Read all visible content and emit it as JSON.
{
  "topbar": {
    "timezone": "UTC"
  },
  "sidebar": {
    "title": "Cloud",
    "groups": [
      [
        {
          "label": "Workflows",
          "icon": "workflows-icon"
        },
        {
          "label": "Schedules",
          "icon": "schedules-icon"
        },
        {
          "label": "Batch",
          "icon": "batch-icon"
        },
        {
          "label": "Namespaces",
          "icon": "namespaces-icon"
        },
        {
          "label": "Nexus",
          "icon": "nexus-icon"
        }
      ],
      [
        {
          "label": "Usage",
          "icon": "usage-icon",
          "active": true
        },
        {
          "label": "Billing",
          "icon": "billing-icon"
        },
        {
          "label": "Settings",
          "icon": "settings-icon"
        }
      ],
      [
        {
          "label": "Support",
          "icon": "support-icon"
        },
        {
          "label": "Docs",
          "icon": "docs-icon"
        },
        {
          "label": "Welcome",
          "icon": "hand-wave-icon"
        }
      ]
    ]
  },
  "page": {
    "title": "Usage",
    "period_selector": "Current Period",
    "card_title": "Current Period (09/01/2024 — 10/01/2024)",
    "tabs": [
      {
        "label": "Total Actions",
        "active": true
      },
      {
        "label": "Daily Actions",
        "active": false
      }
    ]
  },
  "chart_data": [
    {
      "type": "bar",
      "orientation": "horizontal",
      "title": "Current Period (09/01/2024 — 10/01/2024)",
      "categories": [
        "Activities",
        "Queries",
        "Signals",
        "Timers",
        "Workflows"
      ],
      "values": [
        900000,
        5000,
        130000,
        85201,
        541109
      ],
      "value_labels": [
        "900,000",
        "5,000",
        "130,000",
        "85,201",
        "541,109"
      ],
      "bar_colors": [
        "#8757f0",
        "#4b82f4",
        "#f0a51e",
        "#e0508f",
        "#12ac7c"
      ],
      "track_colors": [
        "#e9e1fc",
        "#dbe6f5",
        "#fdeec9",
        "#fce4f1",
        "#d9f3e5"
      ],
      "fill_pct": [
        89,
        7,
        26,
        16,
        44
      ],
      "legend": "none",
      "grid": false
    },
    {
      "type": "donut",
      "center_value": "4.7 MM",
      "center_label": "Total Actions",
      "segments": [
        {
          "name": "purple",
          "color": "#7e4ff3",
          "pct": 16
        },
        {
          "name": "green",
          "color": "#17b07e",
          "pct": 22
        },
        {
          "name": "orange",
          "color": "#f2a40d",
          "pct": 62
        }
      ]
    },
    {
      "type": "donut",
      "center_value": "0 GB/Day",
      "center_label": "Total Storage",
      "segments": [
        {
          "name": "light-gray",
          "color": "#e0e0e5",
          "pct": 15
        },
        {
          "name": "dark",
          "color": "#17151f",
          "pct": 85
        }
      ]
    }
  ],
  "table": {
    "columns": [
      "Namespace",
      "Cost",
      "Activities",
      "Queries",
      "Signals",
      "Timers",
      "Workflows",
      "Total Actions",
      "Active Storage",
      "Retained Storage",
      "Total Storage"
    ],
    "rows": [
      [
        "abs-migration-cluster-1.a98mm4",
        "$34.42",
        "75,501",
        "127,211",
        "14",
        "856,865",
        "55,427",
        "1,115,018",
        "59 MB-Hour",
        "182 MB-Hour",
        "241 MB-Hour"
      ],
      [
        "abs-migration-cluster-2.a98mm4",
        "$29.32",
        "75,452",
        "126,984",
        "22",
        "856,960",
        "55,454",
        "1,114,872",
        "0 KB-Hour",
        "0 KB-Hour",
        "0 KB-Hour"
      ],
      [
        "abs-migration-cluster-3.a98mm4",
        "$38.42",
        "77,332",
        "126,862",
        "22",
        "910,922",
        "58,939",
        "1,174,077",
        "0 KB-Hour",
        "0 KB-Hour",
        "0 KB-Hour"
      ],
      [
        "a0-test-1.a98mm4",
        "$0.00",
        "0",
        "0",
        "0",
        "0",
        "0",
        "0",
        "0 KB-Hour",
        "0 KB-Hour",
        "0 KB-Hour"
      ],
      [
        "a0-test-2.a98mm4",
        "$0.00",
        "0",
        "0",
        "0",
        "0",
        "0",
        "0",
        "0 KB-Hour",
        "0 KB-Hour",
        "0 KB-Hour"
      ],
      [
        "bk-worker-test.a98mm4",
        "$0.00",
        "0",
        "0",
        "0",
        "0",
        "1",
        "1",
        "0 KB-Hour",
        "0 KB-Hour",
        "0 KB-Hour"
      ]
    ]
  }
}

--------

■ The exercise
Filter the listing above for the string "Period" and copy every matching line.

■ Response to the exercise
    "period_selector": "Current Period",
    "card_title": "Current Period (09/01/2024 — 10/01/2024)",
      "title": "Current Period (09/01/2024 — 10/01/2024)",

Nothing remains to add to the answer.